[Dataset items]
- - - -

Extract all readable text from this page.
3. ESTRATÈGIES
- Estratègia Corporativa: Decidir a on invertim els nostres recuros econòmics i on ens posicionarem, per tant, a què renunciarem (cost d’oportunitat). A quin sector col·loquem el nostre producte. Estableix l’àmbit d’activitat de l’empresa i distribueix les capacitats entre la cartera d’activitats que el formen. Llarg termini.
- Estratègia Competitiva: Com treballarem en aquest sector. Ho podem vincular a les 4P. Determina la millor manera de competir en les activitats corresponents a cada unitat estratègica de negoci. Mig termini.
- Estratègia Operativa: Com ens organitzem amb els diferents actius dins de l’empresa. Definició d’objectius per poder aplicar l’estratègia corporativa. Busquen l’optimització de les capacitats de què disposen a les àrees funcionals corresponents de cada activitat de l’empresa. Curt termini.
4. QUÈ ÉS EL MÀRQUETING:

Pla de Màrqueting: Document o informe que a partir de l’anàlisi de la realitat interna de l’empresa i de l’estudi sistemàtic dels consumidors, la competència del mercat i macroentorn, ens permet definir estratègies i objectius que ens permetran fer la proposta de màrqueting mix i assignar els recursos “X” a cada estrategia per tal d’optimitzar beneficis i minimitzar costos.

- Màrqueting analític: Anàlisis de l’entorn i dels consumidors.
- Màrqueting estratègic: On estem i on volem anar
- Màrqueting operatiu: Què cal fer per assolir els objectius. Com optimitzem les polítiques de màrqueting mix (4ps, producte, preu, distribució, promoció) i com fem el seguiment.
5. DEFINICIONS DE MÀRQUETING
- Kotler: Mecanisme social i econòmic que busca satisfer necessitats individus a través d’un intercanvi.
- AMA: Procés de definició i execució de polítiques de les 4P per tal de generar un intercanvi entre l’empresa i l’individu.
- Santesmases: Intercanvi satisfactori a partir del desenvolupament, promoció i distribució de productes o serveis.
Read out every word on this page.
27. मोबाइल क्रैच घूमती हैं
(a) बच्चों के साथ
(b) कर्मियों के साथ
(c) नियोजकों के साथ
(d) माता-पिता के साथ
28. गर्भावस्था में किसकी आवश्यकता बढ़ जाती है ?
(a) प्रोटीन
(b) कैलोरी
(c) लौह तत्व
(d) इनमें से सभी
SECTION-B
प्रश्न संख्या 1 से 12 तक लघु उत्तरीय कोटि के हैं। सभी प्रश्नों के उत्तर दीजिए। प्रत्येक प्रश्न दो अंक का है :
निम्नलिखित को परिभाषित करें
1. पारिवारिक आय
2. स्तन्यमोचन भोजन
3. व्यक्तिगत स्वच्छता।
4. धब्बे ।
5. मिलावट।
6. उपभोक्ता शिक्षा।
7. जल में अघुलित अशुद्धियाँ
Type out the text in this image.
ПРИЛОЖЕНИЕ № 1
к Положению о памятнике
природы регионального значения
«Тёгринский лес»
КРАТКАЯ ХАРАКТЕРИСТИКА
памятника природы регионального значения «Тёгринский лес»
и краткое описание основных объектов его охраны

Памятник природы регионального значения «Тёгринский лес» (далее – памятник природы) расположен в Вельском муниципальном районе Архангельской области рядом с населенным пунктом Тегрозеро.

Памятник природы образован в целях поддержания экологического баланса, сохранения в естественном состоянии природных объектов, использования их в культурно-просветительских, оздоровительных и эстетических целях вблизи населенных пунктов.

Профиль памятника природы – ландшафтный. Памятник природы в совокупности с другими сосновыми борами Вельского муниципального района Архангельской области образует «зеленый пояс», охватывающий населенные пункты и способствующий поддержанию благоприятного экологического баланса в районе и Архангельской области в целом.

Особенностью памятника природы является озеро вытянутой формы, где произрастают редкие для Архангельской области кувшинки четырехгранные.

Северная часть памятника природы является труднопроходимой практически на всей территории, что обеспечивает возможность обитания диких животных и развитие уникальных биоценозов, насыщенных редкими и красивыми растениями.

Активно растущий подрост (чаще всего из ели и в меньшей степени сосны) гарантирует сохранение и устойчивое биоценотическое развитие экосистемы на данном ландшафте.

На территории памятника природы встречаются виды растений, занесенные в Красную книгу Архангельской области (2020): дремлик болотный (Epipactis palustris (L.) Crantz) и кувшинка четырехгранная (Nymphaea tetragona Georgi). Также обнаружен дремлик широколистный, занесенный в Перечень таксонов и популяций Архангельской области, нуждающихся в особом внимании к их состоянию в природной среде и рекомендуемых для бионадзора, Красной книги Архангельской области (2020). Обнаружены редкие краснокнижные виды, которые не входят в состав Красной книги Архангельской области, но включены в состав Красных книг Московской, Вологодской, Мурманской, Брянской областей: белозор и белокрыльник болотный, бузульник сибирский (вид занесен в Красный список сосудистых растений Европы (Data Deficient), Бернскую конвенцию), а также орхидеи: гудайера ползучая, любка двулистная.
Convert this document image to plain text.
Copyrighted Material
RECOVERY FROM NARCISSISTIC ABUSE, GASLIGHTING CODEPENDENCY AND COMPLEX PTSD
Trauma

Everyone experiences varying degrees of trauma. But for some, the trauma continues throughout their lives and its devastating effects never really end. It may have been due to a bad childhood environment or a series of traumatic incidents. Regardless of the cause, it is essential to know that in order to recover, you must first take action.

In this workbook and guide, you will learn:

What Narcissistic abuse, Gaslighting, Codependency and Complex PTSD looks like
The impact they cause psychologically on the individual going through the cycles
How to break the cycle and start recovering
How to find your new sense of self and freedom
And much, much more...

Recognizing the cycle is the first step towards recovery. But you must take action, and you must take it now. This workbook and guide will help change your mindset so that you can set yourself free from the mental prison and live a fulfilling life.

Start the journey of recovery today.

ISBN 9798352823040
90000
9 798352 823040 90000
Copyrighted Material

- - - -

Copy, from the material above, each line in which the string "will" occurs.

ANSWER TO THE TASK>
In this workbook and guide, you will learn:
Recognizing the cycle is the first step towards recovery. But you must take action, and you must take it now. This workbook and guide will help change your mindset so that you can set yourself free from the mental prison and live a fulfilling life.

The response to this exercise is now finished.